─── MATERIAL PROVIDED ───

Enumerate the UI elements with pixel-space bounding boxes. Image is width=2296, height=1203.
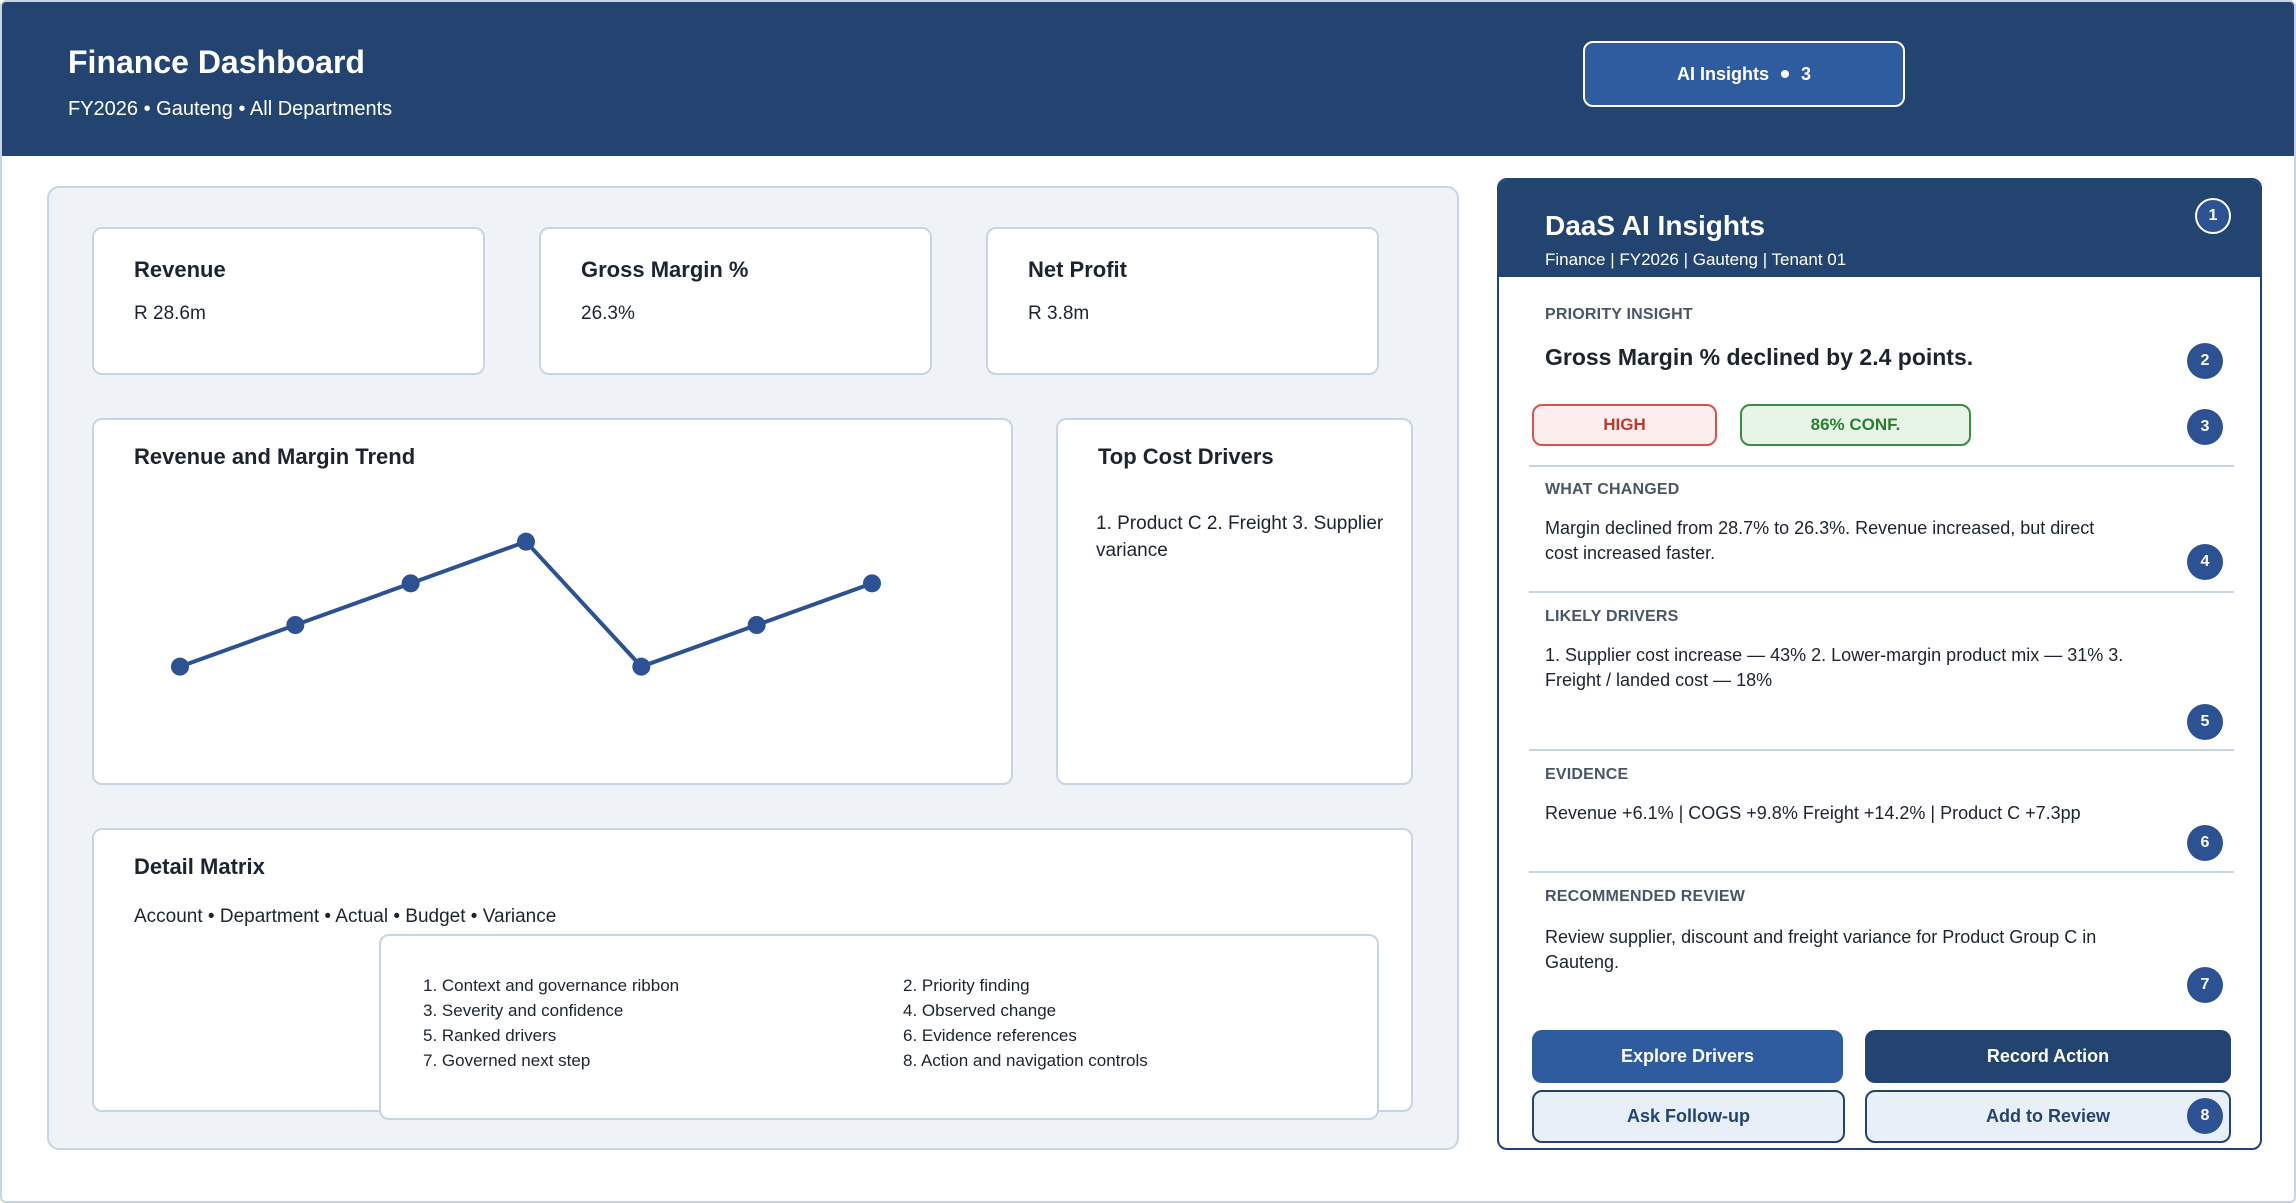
recommended-review-text: Review supplier, discount and freight va… [1545,927,2097,972]
marker-badge: 5 [2187,704,2223,740]
data-point[interactable] [747,616,766,634]
series-line [179,539,873,669]
what-changed-text: Margin declined from 28.7% to 26.3%. Rev… [1545,518,2095,563]
cost-drivers-title: Top Cost Drivers [1098,444,1274,469]
context-breadcrumb: FY2026 • Gauteng • All Departments [68,98,393,120]
kpi-value: R 3.8m [1028,303,1090,324]
kpi-value: R 28.6m [134,303,206,324]
priority-label: PRIORITY INSIGHT [1545,306,1693,323]
kpi-card-net-profit[interactable]: Net Profit R 3.8m [986,227,1379,375]
section-divider [1529,871,2234,873]
cost-drivers-list: 1. Product C 2. Freight 3. Supplier vari… [1096,513,1384,561]
marker-badge: 2 [2187,343,2223,379]
panel-header: DaaS AI Insights Finance | FY2026 | Gaut… [1499,180,2260,277]
section-divider [1529,591,2234,593]
annotation-legend: 1. Context and governance ribbon 2. Prio… [379,934,1379,1120]
trend-chart-card: Revenue and Margin Trend [92,418,1013,785]
recommended-review-label: RECOMMENDED REVIEW [1545,888,1746,905]
marker-badge: 6 [2187,825,2223,861]
marker-badge: 7 [2187,967,2223,1003]
ai-insights-panel: DaaS AI Insights Finance | FY2026 | Gaut… [1497,178,2262,1150]
what-changed-label: WHAT CHANGED [1545,481,1680,498]
kpi-title: Revenue [134,257,226,282]
severity-badge: HIGH [1532,404,1717,446]
legend-item: 3. Severity and confidence [423,1001,624,1020]
marker-badge: 4 [2187,544,2223,580]
kpi-card-gross-margin[interactable]: Gross Margin % 26.3% [539,227,932,375]
marker-badge: 3 [2187,409,2223,445]
data-point[interactable] [401,574,420,593]
legend-item: 8. Action and navigation controls [903,1051,1148,1070]
legend-item: 2. Priority finding [903,976,1030,995]
ask-follow-up-button[interactable]: Ask Follow-up [1532,1090,1845,1143]
likely-drivers-label: LIKELY DRIVERS [1545,608,1679,625]
bullet-icon [1781,70,1789,78]
cost-drivers-card: Top Cost Drivers 1. Product C 2. Freight… [1056,418,1413,785]
record-action-button[interactable]: Record Action [1865,1030,2231,1083]
evidence-text: Revenue +6.1% | COGS +9.8% Freight +14.2… [1545,803,2081,823]
kpi-title: Net Profit [1028,257,1127,282]
evidence-label: EVIDENCE [1545,766,1629,783]
trend-chart-title: Revenue and Margin Trend [134,444,416,469]
priority-finding: Gross Margin % declined by 2.4 points. [1545,344,1974,370]
kpi-title: Gross Margin % [581,257,749,282]
ai-insights-button[interactable]: AI Insights 3 [1583,41,1905,107]
confidence-badge: 86% CONF. [1740,404,1971,446]
data-point[interactable] [863,574,881,593]
legend-item: 6. Evidence references [903,1026,1077,1045]
ai-insights-count: 3 [1801,63,1812,84]
top-header: Finance Dashboard FY2026 • Gauteng • All… [2,2,2294,156]
kpi-value: 26.3% [581,303,635,324]
marker-badge: 8 [2187,1098,2223,1134]
section-divider [1529,749,2234,751]
data-point[interactable] [517,532,535,551]
add-to-review-button[interactable]: Add to Review [1865,1090,2231,1143]
kpi-card-revenue[interactable]: Revenue R 28.6m [92,227,485,375]
trend-line-chart [171,532,881,676]
data-point[interactable] [286,616,305,634]
page-title: Finance Dashboard [68,44,365,80]
likely-drivers-text: 1. Supplier cost increase — 43% 2. Lower… [1545,645,2124,690]
governance-ribbon: Finance | FY2026 | Gauteng | Tenant 01 [1545,250,1847,269]
explore-drivers-button[interactable]: Explore Drivers [1532,1030,1843,1083]
detail-matrix-title: Detail Matrix [134,854,265,879]
section-divider [1529,465,2234,467]
panel-title: DaaS AI Insights [1545,210,1765,241]
legend-item: 4. Observed change [903,1001,1057,1020]
ai-insights-label: AI Insights [1676,63,1769,84]
data-point[interactable] [171,657,189,676]
legend-item: 7. Governed next step [423,1051,591,1070]
data-point[interactable] [632,657,651,676]
legend-item: 1. Context and governance ribbon [423,976,680,995]
legend-item: 5. Ranked drivers [423,1026,557,1045]
marker-badge: 1 [2195,198,2231,234]
detail-matrix-columns: Account • Department • Actual • Budget •… [134,906,557,927]
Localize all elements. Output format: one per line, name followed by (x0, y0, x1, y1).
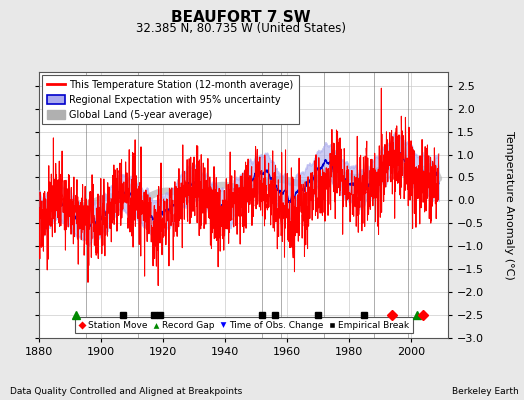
Y-axis label: Temperature Anomaly (°C): Temperature Anomaly (°C) (504, 131, 514, 279)
Text: BEAUFORT 7 SW: BEAUFORT 7 SW (171, 10, 311, 25)
Legend: Station Move, Record Gap, Time of Obs. Change, Empirical Break: Station Move, Record Gap, Time of Obs. C… (74, 317, 413, 334)
Text: Data Quality Controlled and Aligned at Breakpoints: Data Quality Controlled and Aligned at B… (10, 387, 243, 396)
Text: Berkeley Earth: Berkeley Earth (452, 387, 519, 396)
Text: 32.385 N, 80.735 W (United States): 32.385 N, 80.735 W (United States) (136, 22, 346, 35)
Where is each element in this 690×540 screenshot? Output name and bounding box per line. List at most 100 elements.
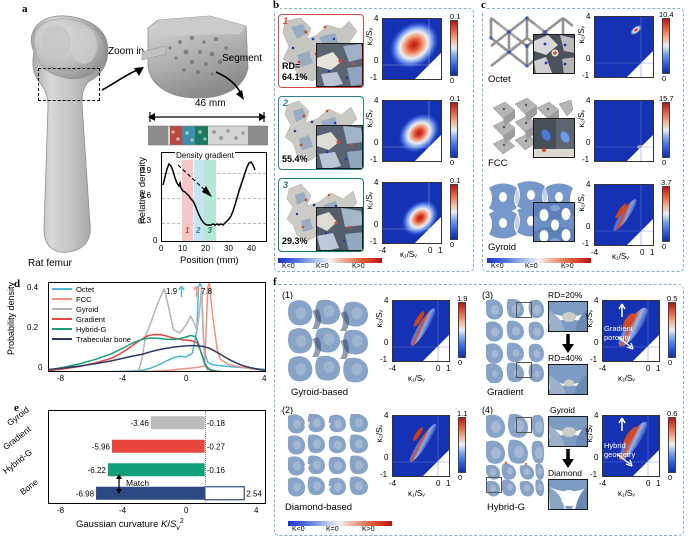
colorbar-c-gyroid-min: 0 <box>662 242 667 251</box>
bone-sample-inset-3 <box>316 207 363 251</box>
heatmap-b1-ytick-0: 0 <box>374 56 379 65</box>
series-trabecular-bone <box>49 344 265 371</box>
panel-c-label: c <box>480 0 487 11</box>
heatmap-f3-ytick-0: 0 <box>594 338 599 347</box>
colorbar-c-gyroid-max: 3.7 <box>661 178 672 187</box>
panel-e-xtick-0: 0 <box>184 506 189 515</box>
heatmap-f4 <box>602 415 660 477</box>
colorbar-b2 <box>450 102 458 158</box>
colorbar-c-gyroid <box>662 186 670 242</box>
density-ytick-2: 0.6 <box>140 191 152 200</box>
epiphysis-render <box>141 15 249 99</box>
heatmap-c-fcc <box>594 100 654 162</box>
panel-c-row-octet: Octet 10.4 0 4 0 -1 κ₂/Sᵥ <box>487 10 681 92</box>
colorbar-b1-min: 0 <box>450 76 455 85</box>
heatmap-f2-ytick-4: 4 <box>384 411 389 420</box>
heatmap-b1-ylabel: κ₂/Sᵥ <box>365 28 374 46</box>
fcc-label: FCC <box>488 158 508 169</box>
series-fcc <box>140 283 265 371</box>
f3-note-line2: porosity <box>604 333 631 342</box>
heatmap-f2-ylabel: κ₂/Sᵥ <box>375 425 384 443</box>
sample-id-3: 3 <box>283 180 289 190</box>
heatmap-b1-ytick-4: 4 <box>374 14 379 23</box>
heatmap-f1-ytick-m1: -1 <box>380 355 388 364</box>
density-ytick-3: 0.9 <box>140 166 152 175</box>
heatmap-f4-xtick-1: 1 <box>656 479 661 488</box>
heatmap-f3-xlabel: κ₁/Sᵥ <box>618 374 635 383</box>
heatmap-b2-ytick-4: 4 <box>374 96 379 105</box>
scale-bar-label: 46 mm <box>195 98 226 109</box>
octet-label: Octet <box>488 74 511 85</box>
heatmap-b-xlabel: κ₁/Sᵥ <box>400 250 417 259</box>
legend-swatch-gradient <box>52 317 72 321</box>
heatmap-f2 <box>392 415 450 477</box>
density-ylabel: Relative density <box>137 157 148 225</box>
colorbar-b3-min: 0 <box>450 240 455 249</box>
colorbar-f4-max: 0.6 <box>667 409 678 418</box>
panel-a: a Zoom in <box>0 0 272 272</box>
heatmap-b1-ytick-m1: -1 <box>370 73 378 82</box>
f4-inset-bottom-label: Diamond <box>548 468 583 478</box>
colorbar-f1 <box>458 302 466 358</box>
density-chart: Density gradient 1 2 3 0 0.3 0.6 0.9 0 1… <box>137 151 270 270</box>
panel-e-cat-bone: Bone <box>18 476 40 497</box>
heatmap-f2-xlabel: κ₁/Sᵥ <box>408 489 425 498</box>
density-plot-area: Density gradient 1 2 3 <box>161 151 267 242</box>
heatmap-f2-xtick-0: 0 <box>436 479 441 488</box>
heatmap-f1-ylabel: κ₂/Sᵥ <box>375 310 384 328</box>
density-xtick-2: 20 <box>201 244 210 253</box>
rd-prefix-1: RD= <box>282 61 301 71</box>
heatmap-f1-xtick-m4: -4 <box>389 364 397 373</box>
colorbar-f4 <box>668 417 676 473</box>
bone-sample-inset-1 <box>316 43 363 87</box>
heatmap-b-xtick-m4: -4 <box>379 246 387 255</box>
heatmap-b2-ylabel: κ₂/Sᵥ <box>365 110 374 128</box>
panel-b-key-pos: K>0 <box>352 263 365 270</box>
segment-arrow <box>215 71 244 100</box>
heatmap-f3-xtick-m4: -4 <box>599 364 607 373</box>
f4-inset-top-label: Gyroid <box>550 405 576 415</box>
panel-e-xtick-m8: -8 <box>57 506 65 515</box>
panel-e: e -3.46 -0.18 -5.96 -0.27 -6.22 -0.16 -6.98 2.5… <box>0 402 272 540</box>
heatmap-f3-ylabel: κ₂/Sᵥ <box>585 310 594 328</box>
legend-label-octet: Octet <box>76 284 95 294</box>
rd-value-1: 64.1% <box>282 72 308 82</box>
panel-c-row-gyroid: Gyroid 3.7 0 4 0 -1 κ₂/Sᵥ -4 0 1 κ₁/Sᵥ <box>487 178 681 261</box>
f4-name: Hybrid-G <box>487 502 526 513</box>
heatmap-f4-xtick-m4: -4 <box>599 479 607 488</box>
colorbar-b2-min: 0 <box>450 158 455 167</box>
heatmap-f1-ytick-4: 4 <box>384 296 389 305</box>
heatmap-b2 <box>382 100 442 162</box>
bar-pos-label-hybrid-g: -0.16 <box>207 466 226 475</box>
heatmap-f1 <box>392 300 450 362</box>
density-ytick-0: 0 <box>153 236 158 245</box>
panel-f-colorkey-bar <box>288 521 392 526</box>
panel-a-label: a <box>22 3 28 15</box>
heatmap-f4-xtick-0: 0 <box>646 479 651 488</box>
colorbar-b2-max: 0.1 <box>450 94 461 103</box>
heatmap-c-gyroid-ylabel: κ₂/Sᵥ <box>577 194 586 212</box>
femur-render <box>31 15 109 253</box>
heatmap-f3-ytick-4: 4 <box>594 296 599 305</box>
colorbar-c-fcc-min: 0 <box>662 158 667 167</box>
bar-pos-label-gyroid: -0.18 <box>207 419 226 428</box>
heatmap-c-fcc-ytick-0: 0 <box>586 138 591 147</box>
bone-sample-box-3: 3 29.3% <box>278 178 364 252</box>
bar-neg-gradient <box>111 439 205 453</box>
panel-b-row-1: 1 RD= 64.1% 0.1 0 4 0 -1 κ₂/Sᵥ <box>278 12 470 92</box>
panel-e-xlabel-text: Gaussian curvature K/Sv2 <box>76 518 184 533</box>
colorbar-f2-min: 0 <box>458 473 463 482</box>
heatmap-c-fcc-ylabel: κ₂/Sᵥ <box>577 110 586 128</box>
f3-id: (3) <box>482 290 493 300</box>
legend-swatch-fcc <box>52 297 72 301</box>
peak-annotation-octet: 1.9 <box>166 286 185 297</box>
fcc-inset <box>533 118 575 158</box>
region-1 <box>182 153 194 241</box>
density-xtick-1: 10 <box>178 244 187 253</box>
heatmap-c-octet-ytick-0: 0 <box>586 54 591 63</box>
heatmap-c-octet-ylabel: κ₂/Sᵥ <box>577 26 586 44</box>
f4-inset-bottom <box>548 479 588 510</box>
heatmap-c-octet-ytick-m1: -1 <box>582 71 590 80</box>
panel-e-xtick-4: 4 <box>254 506 259 515</box>
panel-d-plot-area <box>48 282 266 372</box>
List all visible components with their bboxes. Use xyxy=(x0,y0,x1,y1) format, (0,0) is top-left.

───

Display each line in the entries above that contains the string "title".

■ **OUTPUT OF THE EXERCISE**
cost-drivers-title: Top Cost Drivers [1098,444,1274,469]
kpi-title: Revenue [134,257,226,282]
kpi-title: Net Profit [1028,257,1127,282]
trend-chart-title: Revenue and Margin Trend [134,444,416,469]
kpi-title: Gross Margin % [581,257,749,282]
page-title: Finance Dashboard [68,44,365,80]
detail-matrix-title: Detail Matrix [134,854,265,879]
panel-title: DaaS AI Insights [1545,210,1765,241]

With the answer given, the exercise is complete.